__What you will do__
Below are the records. Gather each line that holds "unit".

__Data__
^^^^

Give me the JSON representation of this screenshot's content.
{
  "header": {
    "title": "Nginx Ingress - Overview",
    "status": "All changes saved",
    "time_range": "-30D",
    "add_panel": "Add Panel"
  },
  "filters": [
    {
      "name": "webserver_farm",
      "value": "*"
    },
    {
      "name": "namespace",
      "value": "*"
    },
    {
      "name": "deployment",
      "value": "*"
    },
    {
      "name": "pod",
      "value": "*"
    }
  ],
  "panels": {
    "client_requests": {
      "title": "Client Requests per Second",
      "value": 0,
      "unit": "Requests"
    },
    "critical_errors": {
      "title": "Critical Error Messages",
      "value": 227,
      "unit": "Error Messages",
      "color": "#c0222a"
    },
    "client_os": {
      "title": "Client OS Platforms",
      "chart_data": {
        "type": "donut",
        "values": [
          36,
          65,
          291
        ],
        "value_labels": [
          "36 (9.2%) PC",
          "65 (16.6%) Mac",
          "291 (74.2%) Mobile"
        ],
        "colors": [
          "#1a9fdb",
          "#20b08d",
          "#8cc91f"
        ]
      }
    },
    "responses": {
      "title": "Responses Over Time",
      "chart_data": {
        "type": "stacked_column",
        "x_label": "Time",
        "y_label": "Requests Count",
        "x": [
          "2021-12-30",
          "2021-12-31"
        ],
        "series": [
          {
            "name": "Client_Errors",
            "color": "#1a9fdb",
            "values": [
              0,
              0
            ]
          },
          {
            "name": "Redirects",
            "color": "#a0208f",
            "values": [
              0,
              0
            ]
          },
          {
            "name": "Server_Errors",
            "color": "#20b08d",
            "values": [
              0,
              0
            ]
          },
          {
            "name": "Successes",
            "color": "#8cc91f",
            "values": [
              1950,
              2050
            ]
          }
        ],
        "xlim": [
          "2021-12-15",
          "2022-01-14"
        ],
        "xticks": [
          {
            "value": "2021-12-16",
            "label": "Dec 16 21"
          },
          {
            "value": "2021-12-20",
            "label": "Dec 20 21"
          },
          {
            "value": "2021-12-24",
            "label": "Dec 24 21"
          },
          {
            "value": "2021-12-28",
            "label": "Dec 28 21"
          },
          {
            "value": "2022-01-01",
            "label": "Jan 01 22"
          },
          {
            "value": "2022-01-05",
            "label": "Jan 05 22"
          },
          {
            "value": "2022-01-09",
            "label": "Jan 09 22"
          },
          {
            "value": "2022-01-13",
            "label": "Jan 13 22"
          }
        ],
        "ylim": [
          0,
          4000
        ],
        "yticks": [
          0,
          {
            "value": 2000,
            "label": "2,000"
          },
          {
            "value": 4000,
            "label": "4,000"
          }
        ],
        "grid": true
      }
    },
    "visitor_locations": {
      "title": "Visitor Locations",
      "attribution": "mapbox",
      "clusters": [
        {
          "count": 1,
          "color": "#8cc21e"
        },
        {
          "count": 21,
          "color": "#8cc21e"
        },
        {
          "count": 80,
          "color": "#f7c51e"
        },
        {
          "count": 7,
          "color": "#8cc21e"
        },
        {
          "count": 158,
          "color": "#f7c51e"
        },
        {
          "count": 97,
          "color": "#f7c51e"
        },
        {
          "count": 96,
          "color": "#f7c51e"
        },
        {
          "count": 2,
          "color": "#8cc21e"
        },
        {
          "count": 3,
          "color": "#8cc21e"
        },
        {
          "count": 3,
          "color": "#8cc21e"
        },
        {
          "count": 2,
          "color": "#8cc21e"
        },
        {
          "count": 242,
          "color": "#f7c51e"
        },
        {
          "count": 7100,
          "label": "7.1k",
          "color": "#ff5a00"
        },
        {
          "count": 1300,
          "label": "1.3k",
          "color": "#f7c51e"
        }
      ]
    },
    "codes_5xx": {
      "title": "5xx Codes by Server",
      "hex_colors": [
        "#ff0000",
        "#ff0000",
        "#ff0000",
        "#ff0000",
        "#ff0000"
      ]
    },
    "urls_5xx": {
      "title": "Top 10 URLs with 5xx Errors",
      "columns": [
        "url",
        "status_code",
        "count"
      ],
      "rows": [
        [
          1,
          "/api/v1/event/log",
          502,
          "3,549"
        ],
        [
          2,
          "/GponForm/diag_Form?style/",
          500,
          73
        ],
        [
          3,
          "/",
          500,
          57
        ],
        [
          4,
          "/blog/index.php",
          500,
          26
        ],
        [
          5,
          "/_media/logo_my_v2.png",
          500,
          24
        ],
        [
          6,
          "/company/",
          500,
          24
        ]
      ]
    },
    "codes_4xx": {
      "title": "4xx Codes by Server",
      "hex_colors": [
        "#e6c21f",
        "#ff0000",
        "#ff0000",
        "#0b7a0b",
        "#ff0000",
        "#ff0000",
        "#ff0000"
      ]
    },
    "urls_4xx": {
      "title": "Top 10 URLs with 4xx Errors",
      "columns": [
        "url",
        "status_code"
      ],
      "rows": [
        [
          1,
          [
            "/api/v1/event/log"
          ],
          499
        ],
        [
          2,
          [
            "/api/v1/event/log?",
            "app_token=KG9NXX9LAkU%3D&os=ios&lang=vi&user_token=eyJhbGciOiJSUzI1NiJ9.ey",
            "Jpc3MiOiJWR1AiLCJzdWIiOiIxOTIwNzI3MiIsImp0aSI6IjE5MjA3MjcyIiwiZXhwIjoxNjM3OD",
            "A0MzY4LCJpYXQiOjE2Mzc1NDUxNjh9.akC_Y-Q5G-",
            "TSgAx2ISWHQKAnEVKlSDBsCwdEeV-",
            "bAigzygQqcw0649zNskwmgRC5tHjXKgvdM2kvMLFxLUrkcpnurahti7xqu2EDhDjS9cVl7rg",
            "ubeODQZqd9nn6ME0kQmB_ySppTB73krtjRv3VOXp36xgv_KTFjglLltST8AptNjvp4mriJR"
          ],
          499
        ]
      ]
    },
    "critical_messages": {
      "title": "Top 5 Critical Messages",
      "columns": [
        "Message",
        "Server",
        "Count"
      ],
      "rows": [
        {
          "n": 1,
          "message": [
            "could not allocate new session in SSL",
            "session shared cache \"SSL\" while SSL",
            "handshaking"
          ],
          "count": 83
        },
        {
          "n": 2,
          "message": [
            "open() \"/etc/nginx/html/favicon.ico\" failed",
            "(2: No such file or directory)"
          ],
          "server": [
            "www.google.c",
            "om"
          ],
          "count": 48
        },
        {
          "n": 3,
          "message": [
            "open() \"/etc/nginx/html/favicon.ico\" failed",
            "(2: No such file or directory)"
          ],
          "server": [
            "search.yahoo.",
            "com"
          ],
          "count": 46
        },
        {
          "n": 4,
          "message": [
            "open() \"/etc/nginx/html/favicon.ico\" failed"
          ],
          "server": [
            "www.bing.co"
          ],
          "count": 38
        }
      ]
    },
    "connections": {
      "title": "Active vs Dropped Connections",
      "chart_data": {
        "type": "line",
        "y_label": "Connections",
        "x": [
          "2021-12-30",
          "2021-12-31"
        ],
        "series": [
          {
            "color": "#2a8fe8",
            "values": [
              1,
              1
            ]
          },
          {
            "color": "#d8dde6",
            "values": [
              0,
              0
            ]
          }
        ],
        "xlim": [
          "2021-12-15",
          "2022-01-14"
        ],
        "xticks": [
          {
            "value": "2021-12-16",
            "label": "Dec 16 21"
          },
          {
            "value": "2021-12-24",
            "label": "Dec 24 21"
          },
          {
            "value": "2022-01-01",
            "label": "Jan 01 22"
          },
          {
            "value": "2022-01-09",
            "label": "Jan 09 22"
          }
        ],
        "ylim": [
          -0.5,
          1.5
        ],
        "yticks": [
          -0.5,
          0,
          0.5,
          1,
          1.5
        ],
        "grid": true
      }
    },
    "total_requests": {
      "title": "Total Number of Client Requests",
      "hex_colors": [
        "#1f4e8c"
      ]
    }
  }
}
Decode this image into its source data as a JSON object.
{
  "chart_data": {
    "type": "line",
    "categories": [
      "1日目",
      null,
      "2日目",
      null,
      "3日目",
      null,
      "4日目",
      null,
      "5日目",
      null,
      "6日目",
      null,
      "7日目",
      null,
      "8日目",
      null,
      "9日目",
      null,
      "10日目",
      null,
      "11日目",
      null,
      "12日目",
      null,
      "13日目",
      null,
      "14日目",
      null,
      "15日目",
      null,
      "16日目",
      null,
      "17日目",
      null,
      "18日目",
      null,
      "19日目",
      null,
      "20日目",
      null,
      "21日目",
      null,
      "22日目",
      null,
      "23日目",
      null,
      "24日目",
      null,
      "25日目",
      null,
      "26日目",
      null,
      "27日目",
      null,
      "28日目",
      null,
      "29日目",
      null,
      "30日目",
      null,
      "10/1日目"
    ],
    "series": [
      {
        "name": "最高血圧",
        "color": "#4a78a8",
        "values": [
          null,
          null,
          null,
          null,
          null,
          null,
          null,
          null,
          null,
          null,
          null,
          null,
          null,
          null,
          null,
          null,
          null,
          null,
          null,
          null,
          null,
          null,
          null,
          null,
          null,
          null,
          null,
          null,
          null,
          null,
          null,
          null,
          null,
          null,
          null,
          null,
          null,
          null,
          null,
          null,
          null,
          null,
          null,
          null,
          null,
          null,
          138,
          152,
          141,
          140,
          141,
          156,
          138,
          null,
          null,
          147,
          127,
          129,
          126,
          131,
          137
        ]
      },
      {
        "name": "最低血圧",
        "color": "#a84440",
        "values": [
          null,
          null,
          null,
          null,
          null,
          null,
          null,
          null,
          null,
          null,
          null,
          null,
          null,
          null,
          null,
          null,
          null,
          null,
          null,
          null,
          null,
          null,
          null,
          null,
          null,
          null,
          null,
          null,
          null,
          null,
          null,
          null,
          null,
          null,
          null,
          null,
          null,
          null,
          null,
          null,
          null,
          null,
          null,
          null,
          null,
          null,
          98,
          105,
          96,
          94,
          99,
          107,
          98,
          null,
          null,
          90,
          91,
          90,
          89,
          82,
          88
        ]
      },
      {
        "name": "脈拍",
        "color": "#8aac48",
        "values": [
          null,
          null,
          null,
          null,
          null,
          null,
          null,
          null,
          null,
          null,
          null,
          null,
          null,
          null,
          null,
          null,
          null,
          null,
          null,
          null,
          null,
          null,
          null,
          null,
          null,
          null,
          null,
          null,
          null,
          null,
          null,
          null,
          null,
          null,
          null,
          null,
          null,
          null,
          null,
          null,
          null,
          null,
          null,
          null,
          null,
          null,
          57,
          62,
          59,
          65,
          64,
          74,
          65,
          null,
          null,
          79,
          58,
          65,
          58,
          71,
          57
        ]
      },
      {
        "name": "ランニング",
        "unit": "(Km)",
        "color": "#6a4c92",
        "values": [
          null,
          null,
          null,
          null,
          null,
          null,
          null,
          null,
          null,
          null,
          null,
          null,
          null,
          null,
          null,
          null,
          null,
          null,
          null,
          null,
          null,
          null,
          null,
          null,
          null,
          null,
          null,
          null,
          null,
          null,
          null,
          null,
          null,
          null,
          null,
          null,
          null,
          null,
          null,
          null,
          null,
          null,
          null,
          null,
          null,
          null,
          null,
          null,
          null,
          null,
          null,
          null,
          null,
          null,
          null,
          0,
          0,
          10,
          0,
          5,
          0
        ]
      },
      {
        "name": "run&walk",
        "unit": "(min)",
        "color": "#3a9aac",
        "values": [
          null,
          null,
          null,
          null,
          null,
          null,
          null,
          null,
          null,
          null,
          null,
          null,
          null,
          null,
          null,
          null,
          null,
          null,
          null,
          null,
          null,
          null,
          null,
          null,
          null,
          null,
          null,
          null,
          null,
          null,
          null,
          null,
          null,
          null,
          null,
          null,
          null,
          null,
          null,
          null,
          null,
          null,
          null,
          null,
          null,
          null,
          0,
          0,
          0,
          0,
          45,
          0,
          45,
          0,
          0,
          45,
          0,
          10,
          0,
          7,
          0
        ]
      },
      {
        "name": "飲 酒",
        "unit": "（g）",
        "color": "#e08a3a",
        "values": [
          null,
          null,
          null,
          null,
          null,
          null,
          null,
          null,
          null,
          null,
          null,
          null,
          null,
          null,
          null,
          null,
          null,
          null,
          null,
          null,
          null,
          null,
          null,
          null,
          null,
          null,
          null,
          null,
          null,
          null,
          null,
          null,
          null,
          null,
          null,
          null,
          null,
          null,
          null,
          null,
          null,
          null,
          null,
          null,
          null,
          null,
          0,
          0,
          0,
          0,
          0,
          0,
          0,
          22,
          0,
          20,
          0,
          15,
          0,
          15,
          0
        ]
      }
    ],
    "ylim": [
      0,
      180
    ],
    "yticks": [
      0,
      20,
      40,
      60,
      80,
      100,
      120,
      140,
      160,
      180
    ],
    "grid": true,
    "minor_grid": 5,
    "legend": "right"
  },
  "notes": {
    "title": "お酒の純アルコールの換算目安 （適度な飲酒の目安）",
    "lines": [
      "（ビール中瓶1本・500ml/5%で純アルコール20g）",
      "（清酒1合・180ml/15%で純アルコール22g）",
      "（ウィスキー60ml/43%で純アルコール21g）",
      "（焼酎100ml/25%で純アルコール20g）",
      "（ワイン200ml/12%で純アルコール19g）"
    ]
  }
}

^^^^

__Correct response__
      "unit": "Requests"
      "unit": "Error Messages",
        "unit": "(Km)",
        "unit": "(min)",
        "unit": "（g）",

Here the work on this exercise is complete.